-- Start of EXERCISE DATA --
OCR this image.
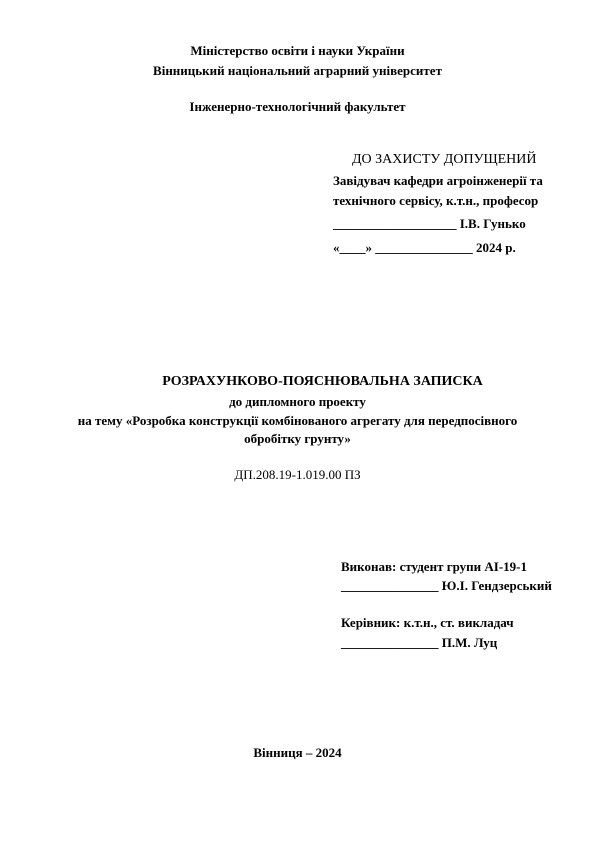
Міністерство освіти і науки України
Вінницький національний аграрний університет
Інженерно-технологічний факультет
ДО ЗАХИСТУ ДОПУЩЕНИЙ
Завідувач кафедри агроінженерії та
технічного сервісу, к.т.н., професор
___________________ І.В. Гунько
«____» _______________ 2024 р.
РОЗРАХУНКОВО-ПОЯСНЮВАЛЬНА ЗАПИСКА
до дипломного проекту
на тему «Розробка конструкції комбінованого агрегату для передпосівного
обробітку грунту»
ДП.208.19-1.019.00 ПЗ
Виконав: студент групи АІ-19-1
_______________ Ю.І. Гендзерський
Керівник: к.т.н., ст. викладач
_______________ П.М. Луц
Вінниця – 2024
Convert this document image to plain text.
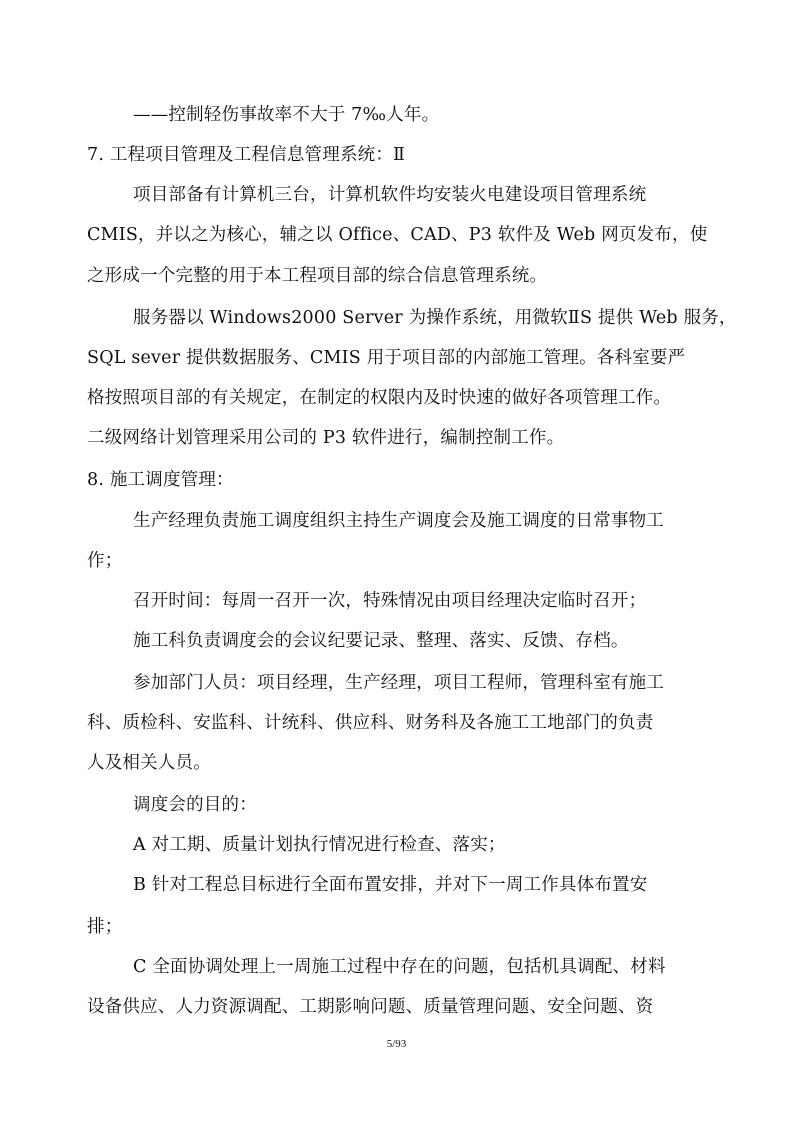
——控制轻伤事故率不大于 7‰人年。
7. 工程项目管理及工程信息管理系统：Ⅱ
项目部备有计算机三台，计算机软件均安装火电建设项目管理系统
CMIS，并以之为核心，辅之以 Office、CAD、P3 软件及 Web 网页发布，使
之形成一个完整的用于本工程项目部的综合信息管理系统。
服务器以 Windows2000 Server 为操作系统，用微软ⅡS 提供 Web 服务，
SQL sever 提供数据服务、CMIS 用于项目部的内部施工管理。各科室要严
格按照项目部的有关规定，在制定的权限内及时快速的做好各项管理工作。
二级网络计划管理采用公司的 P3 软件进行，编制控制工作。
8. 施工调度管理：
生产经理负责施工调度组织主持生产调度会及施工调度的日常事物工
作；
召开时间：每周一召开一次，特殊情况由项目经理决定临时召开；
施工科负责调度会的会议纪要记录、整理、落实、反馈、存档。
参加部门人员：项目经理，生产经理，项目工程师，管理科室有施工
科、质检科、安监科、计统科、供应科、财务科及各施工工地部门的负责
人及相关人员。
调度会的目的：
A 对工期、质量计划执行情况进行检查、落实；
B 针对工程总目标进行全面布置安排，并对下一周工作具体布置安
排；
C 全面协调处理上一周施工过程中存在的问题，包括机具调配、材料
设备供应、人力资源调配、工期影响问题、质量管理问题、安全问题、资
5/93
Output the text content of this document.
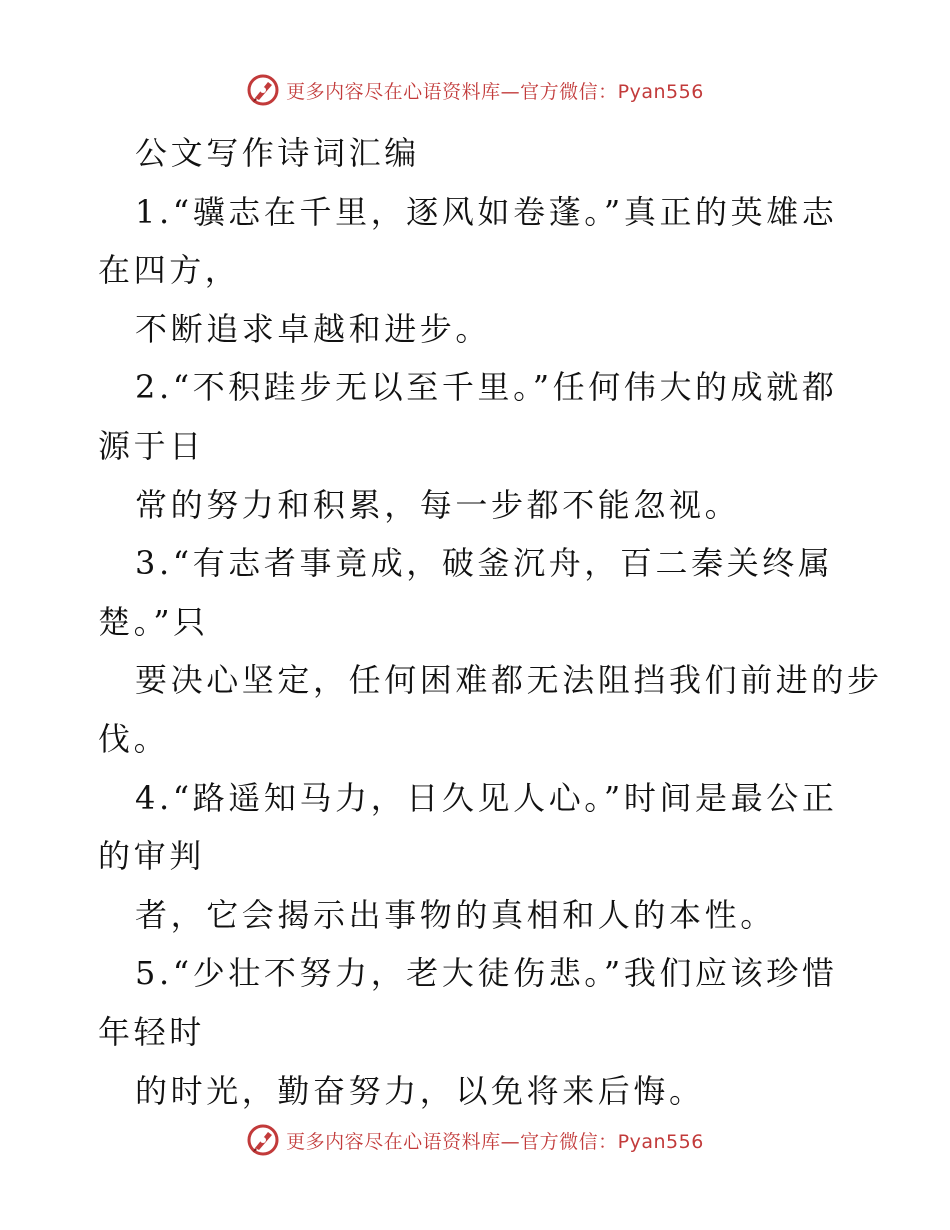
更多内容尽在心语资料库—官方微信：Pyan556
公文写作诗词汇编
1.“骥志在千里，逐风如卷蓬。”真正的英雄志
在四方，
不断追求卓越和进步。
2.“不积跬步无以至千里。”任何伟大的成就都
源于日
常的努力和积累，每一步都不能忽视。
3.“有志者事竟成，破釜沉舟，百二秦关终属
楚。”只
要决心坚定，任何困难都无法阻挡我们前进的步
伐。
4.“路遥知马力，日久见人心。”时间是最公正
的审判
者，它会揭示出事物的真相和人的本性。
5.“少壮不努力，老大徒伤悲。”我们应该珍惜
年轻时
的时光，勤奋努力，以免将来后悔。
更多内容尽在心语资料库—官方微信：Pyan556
-- End of EXERCISE DATA --
-- Start of EXERCISE DATA --
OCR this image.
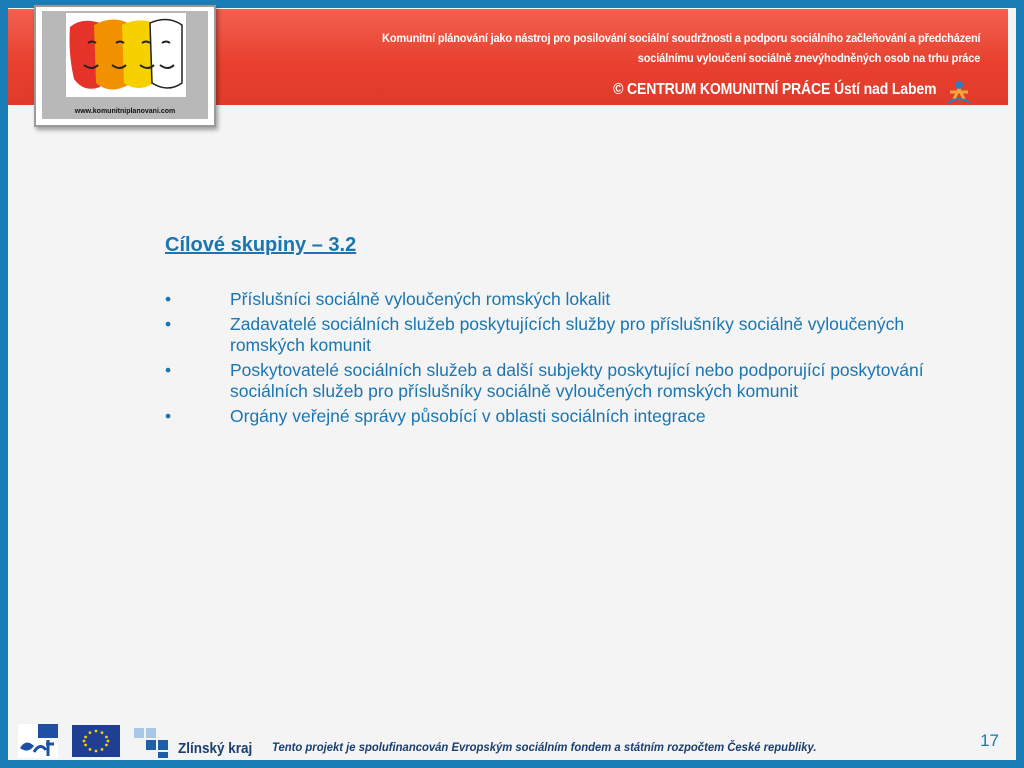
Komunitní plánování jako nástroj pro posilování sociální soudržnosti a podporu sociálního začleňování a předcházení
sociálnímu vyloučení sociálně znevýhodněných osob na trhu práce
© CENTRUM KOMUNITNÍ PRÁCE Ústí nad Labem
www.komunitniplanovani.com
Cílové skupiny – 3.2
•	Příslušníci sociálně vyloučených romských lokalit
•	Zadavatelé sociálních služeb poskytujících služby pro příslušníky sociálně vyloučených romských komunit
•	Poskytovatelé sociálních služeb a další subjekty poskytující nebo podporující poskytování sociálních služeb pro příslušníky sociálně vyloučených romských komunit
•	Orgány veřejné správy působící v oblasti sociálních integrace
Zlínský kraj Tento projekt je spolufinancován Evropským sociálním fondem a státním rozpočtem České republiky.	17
-- End of EXERCISE DATA --
■ **WRITTEN REQUEST**: Copy each line of the listing that contains the string "romských".

■ **EXPECTED OUTPUT**:
•	Příslušníci sociálně vyloučených romských lokalit
•	Zadavatelé sociálních služeb poskytujících služby pro příslušníky sociálně vyloučených romských komunit
•	Poskytovatelé sociálních služeb a další subjekty poskytující nebo podporující poskytování sociálních služeb pro příslušníky sociálně vyloučených romských komunit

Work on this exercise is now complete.